Your goal:
From the records, pick out and copy each line containing "this".

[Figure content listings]
* * * * * * * * *
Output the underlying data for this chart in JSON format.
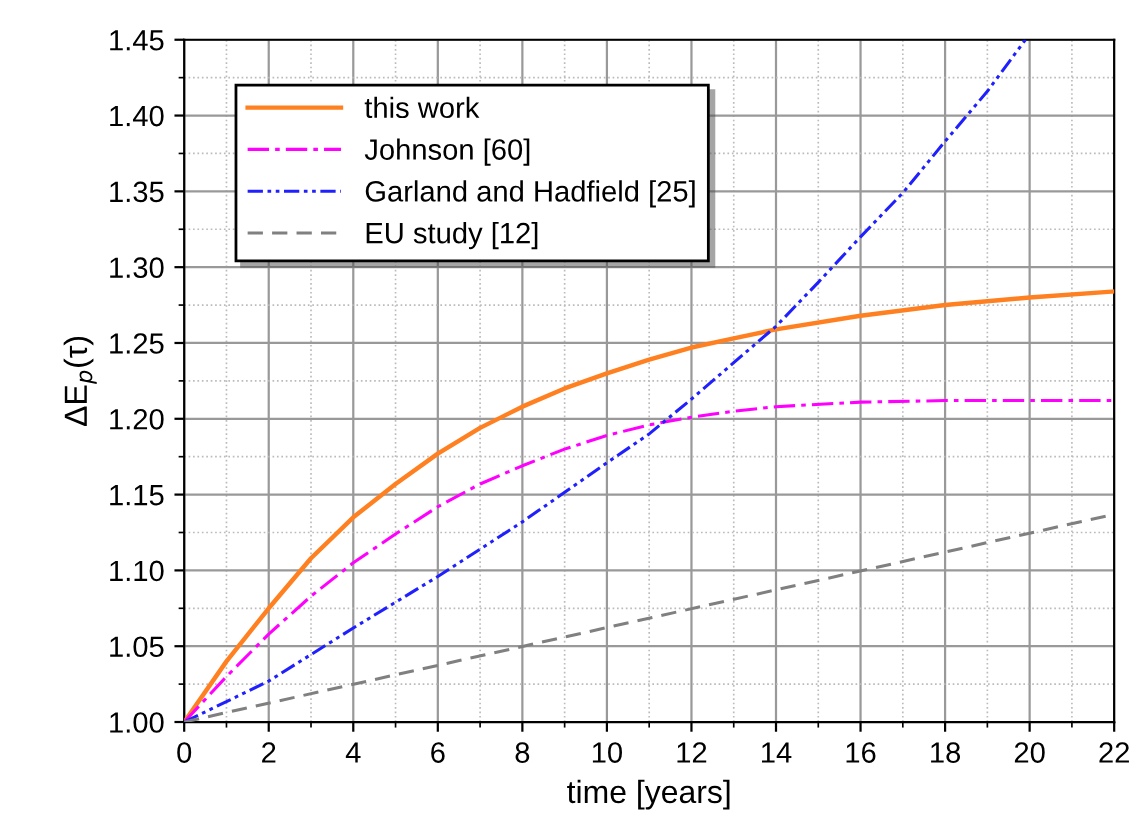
{
  "chart_data": {
    "type": "line",
    "xlabel": "time [years]",
    "ylabel": "ΔE$_{p}$(τ)",
    "xlim": [
      0,
      22
    ],
    "ylim": [
      1.0,
      1.45
    ],
    "xticks": [
      0,
      2,
      4,
      6,
      8,
      10,
      12,
      14,
      16,
      18,
      20,
      22
    ],
    "yticks": [
      {
        "value": 1.0,
        "label": "1.00"
      },
      {
        "value": 1.05,
        "label": "1.05"
      },
      {
        "value": 1.1,
        "label": "1.10"
      },
      {
        "value": 1.15,
        "label": "1.15"
      },
      {
        "value": 1.2,
        "label": "1.20"
      },
      {
        "value": 1.25,
        "label": "1.25"
      },
      {
        "value": 1.3,
        "label": "1.30"
      },
      {
        "value": 1.35,
        "label": "1.35"
      },
      {
        "value": 1.4,
        "label": "1.40"
      },
      {
        "value": 1.45,
        "label": "1.45"
      }
    ],
    "grid": true,
    "legend": "top left",
    "marker": "none",
    "series": [
      {
        "name": "this work",
        "color": "#ff8020",
        "line_style": "solid",
        "x": [
          0,
          1,
          2,
          3,
          4,
          5,
          6,
          7,
          8,
          9,
          10,
          11,
          12,
          13,
          14,
          16,
          18,
          20,
          22
        ],
        "values": [
          1.0,
          1.04,
          1.075,
          1.108,
          1.135,
          1.157,
          1.177,
          1.194,
          1.208,
          1.22,
          1.23,
          1.239,
          1.247,
          1.253,
          1.259,
          1.268,
          1.275,
          1.28,
          1.284
        ]
      },
      {
        "name": "Johnson [60]",
        "color": "#ff00ff",
        "line_style": "dashdot",
        "x": [
          0,
          1,
          2,
          3,
          4,
          5,
          6,
          7,
          8,
          9,
          10,
          11,
          12,
          13,
          14,
          16,
          18,
          20,
          22
        ],
        "values": [
          1.0,
          1.03,
          1.058,
          1.083,
          1.105,
          1.124,
          1.142,
          1.157,
          1.169,
          1.18,
          1.189,
          1.196,
          1.201,
          1.205,
          1.208,
          1.211,
          1.212,
          1.212,
          1.212
        ]
      },
      {
        "name": "Garland and Hadfield [25]",
        "color": "#2020ff",
        "line_style": "dashdotdot",
        "x": [
          0,
          2,
          4,
          6,
          8,
          10,
          11,
          12,
          13,
          14,
          15,
          16,
          17,
          18,
          19,
          19.9
        ],
        "values": [
          1.0,
          1.027,
          1.062,
          1.096,
          1.132,
          1.171,
          1.19,
          1.213,
          1.237,
          1.261,
          1.29,
          1.32,
          1.349,
          1.383,
          1.416,
          1.45
        ]
      },
      {
        "name": "EU study [12]",
        "color": "#808080",
        "line_style": "dashed",
        "x": [
          0,
          22
        ],
        "values": [
          1.0,
          1.137
        ]
      }
    ]
  }
}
* * * * * * * * *
Answer to the problem:
Output the underlying data for this chart in JSON format.
        "name": "this work",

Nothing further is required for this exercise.